● WHAT YOU NEED TO DO:
Copy out each line of the listing that has the word "highlight" in it.

● DATA:

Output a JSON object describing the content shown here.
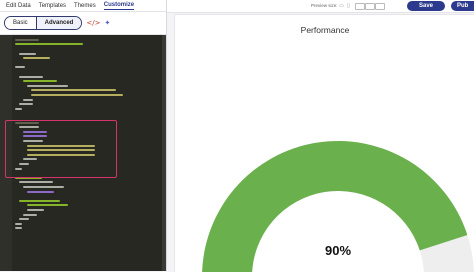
{
  "menu": {
    "items": [
      "Edit Data",
      "Templates",
      "Themes",
      "Customize"
    ],
    "active": "Customize"
  },
  "toolbar": {
    "basic_label": "Basic",
    "advanced_label": "Advanced",
    "code_icon": "code-icon",
    "theme_icon": "palette-icon"
  },
  "preview": {
    "size_label": "Preview size:",
    "devices": [
      "desktop-icon",
      "tablet-icon",
      "mobile-icon"
    ],
    "save_label": "Save",
    "publish_label": "Pub"
  },
  "chart_data": {
    "type": "gauge",
    "title": "Performance",
    "value": 90,
    "value_label": "90%",
    "min": 0,
    "max": 100,
    "band_color": "#6ab04c",
    "track_color": "#eeeeee"
  },
  "colors": {
    "accent": "#2b3a8c",
    "highlight": "#d6336c",
    "editor_bg": "#272822"
  }
}
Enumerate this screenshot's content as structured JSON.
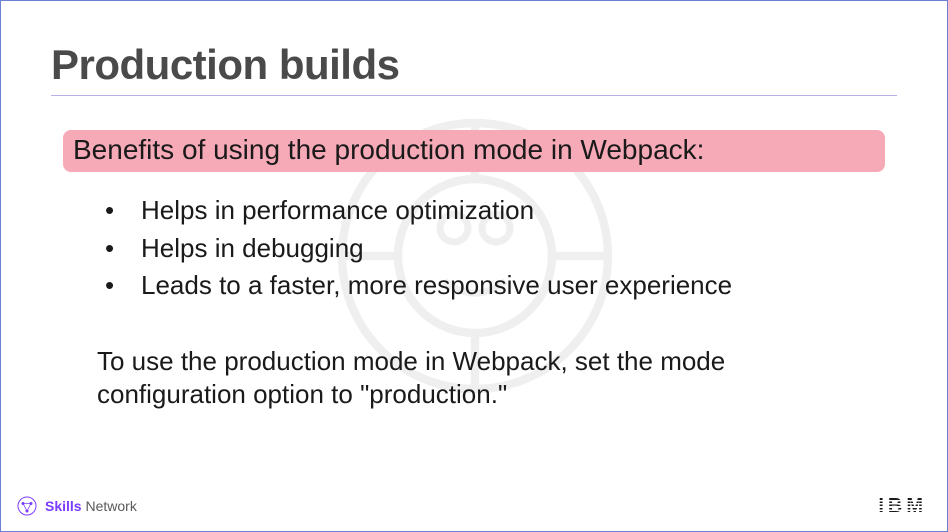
{
  "title": "Production builds",
  "highlight": "Benefits of using the production mode in Webpack:",
  "bullets": [
    "Helps in performance optimization",
    "Helps in debugging",
    "Leads to a faster, more responsive user experience"
  ],
  "paragraph": "To use the production mode in Webpack, set the mode configuration option to \"production.\"",
  "footer": {
    "skills": "Skills",
    "network": "Network",
    "ibm": "IBM"
  }
}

● FINAL ANSWER:
    "highlight": "#d6336c",
  "highlight": "Benefits of using the production mode in Webpack:",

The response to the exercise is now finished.